What is the number of lines that include the word "describes"? Provide only that figure.

-------- Task inputs

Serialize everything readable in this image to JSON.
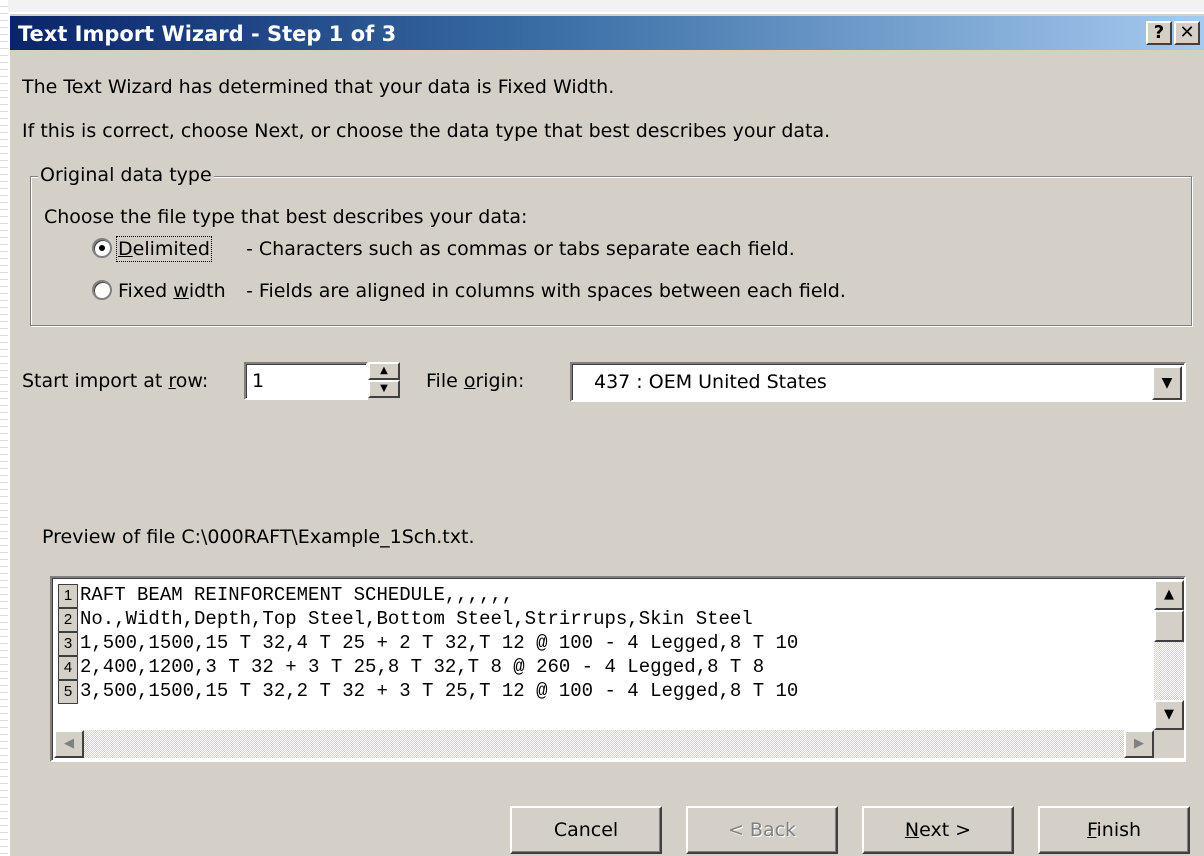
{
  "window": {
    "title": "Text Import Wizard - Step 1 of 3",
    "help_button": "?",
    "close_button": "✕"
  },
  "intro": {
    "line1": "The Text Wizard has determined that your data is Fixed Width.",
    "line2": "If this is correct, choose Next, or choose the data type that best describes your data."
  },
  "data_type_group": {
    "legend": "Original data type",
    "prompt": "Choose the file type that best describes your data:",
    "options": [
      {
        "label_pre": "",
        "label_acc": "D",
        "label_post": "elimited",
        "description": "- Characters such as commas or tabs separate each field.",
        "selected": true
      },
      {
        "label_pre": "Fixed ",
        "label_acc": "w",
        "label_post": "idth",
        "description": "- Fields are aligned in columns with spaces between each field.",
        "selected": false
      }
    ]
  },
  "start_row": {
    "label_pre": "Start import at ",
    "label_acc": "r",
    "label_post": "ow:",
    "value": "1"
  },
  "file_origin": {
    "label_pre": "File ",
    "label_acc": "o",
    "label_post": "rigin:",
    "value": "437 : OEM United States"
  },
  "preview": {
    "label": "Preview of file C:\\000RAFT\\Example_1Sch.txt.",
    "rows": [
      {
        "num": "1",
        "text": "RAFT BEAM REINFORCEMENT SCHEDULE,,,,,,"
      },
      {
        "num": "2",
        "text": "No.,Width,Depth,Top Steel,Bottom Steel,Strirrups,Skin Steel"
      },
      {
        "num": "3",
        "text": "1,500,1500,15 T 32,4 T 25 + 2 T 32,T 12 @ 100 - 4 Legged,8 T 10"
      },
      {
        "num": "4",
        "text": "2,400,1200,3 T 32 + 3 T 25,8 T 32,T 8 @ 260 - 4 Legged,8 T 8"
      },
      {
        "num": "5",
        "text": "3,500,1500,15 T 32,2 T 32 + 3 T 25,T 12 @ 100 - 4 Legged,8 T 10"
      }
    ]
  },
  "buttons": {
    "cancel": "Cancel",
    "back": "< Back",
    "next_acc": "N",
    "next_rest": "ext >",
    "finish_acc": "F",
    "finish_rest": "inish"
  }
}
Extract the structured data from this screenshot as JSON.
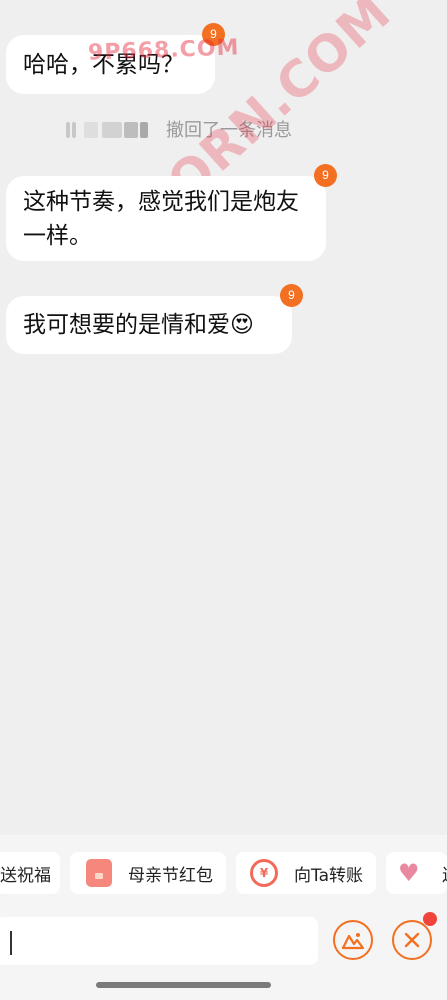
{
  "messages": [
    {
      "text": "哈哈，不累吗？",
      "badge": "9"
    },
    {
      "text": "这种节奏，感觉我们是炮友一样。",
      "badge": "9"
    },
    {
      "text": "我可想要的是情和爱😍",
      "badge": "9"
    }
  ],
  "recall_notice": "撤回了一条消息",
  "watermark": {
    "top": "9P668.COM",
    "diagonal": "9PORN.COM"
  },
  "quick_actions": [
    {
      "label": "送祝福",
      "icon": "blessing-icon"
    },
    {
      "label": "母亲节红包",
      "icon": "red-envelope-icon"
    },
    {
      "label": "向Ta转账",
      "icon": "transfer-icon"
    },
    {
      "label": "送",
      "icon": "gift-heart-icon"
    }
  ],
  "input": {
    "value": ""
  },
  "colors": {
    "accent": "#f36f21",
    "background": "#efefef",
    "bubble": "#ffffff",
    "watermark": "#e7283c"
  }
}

----------------

# Worked answer:
2